*SHORT TASK*
Please rewrite the records below with "tool holder" replaced by "drill holder", changing nothing else, and leave the pictures out of your answer.

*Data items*
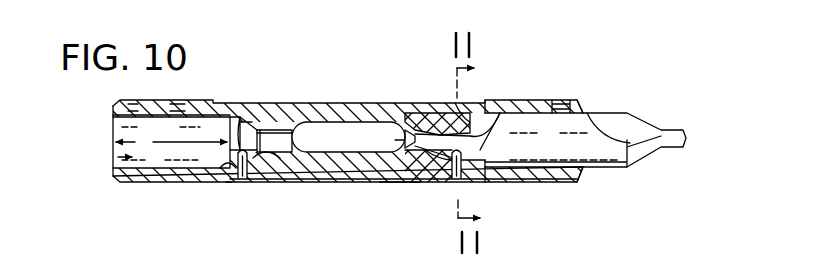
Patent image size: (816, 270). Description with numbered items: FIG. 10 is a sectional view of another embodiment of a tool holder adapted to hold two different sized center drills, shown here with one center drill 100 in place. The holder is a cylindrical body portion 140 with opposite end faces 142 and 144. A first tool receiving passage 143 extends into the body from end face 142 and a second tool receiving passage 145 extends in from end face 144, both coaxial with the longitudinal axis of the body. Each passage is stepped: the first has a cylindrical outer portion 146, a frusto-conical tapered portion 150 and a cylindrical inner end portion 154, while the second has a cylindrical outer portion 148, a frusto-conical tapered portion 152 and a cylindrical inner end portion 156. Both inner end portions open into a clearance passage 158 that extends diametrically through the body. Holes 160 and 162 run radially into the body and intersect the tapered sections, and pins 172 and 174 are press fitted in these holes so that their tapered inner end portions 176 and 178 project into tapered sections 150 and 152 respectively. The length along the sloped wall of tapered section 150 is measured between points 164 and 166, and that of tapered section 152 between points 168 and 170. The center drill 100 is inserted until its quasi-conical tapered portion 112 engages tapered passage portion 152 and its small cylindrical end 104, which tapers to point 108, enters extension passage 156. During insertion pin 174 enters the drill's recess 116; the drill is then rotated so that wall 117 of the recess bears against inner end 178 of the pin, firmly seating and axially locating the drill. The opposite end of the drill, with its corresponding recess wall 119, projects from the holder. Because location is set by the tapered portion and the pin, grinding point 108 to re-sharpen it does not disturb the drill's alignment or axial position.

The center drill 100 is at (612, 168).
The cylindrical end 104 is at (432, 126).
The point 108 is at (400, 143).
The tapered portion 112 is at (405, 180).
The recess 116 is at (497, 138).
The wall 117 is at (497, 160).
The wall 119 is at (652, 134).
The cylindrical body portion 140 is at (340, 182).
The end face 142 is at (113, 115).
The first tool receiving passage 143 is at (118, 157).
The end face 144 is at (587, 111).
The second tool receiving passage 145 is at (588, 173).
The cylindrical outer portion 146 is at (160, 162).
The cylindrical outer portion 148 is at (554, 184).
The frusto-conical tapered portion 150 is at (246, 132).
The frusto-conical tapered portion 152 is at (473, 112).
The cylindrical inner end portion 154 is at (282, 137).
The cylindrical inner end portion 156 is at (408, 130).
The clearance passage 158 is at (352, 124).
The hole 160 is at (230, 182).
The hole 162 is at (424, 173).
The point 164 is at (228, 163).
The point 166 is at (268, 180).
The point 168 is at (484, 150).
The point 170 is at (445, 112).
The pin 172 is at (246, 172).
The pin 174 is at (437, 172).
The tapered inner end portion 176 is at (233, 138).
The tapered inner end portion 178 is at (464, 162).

*RESPONSE TO THE TASK*
Patent image size: (816, 270). Description with numbered items: FIG. 10 is a sectional view of another embodiment of a drill holder adapted to hold two different sized center drills, shown here with one center drill 100 in place. The holder is a cylindrical body portion 140 with opposite end faces 142 and 144. A first tool receiving passage 143 extends into the body from end face 142 and a second tool receiving passage 145 extends in from end face 144, both coaxial with the longitudinal axis of the body. Each passage is stepped: the first has a cylindrical outer portion 146, a frusto-conical tapered portion 150 and a cylindrical inner end portion 154, while the second has a cylindrical outer portion 148, a frusto-conical tapered portion 152 and a cylindrical inner end portion 156. Both inner end portions open into a clearance passage 158 that extends diametrically through the body. Holes 160 and 162 run radially into the body and intersect the tapered sections, and pins 172 and 174 are press fitted in these holes so that their tapered inner end portions 176 and 178 project into tapered sections 150 and 152 respectively. The length along the sloped wall of tapered section 150 is measured between points 164 and 166, and that of tapered section 152 between points 168 and 170. The center drill 100 is inserted until its quasi-conical tapered portion 112 engages tapered passage portion 152 and its small cylindrical end 104, which tapers to point 108, enters extension passage 156. During insertion pin 174 enters the drill's recess 116; the drill is then rotated so that wall 117 of the recess bears against inner end 178 of the pin, firmly seating and axially locating the drill. The opposite end of the drill, with its corresponding recess wall 119, projects from the holder. Because location is set by the tapered portion and the pin, grinding point 108 to re-sharpen it does not disturb the drill's alignment or axial position.

The center drill 100 is at (612, 168).
The cylindrical end 104 is at (432, 126).
The point 108 is at (400, 143).
The tapered portion 112 is at (405, 180).
The recess 116 is at (497, 138).
The wall 117 is at (497, 160).
The wall 119 is at (652, 134).
The cylindrical body portion 140 is at (340, 182).
The end face 142 is at (113, 115).
The first tool receiving passage 143 is at (118, 157).
The end face 144 is at (587, 111).
The second tool receiving passage 145 is at (588, 173).
The cylindrical outer portion 146 is at (160, 162).
The cylindrical outer portion 148 is at (554, 184).
The frusto-conical tapered portion 150 is at (246, 132).
The frusto-conical tapered portion 152 is at (473, 112).
The cylindrical inner end portion 154 is at (282, 137).
The cylindrical inner end portion 156 is at (408, 130).
The clearance passage 158 is at (352, 124).
The hole 160 is at (230, 182).
The hole 162 is at (424, 173).
The point 164 is at (228, 163).
The point 166 is at (268, 180).
The point 168 is at (484, 150).
The point 170 is at (445, 112).
The pin 172 is at (246, 172).
The pin 174 is at (437, 172).
The tapered inner end portion 176 is at (233, 138).
The tapered inner end portion 178 is at (464, 162).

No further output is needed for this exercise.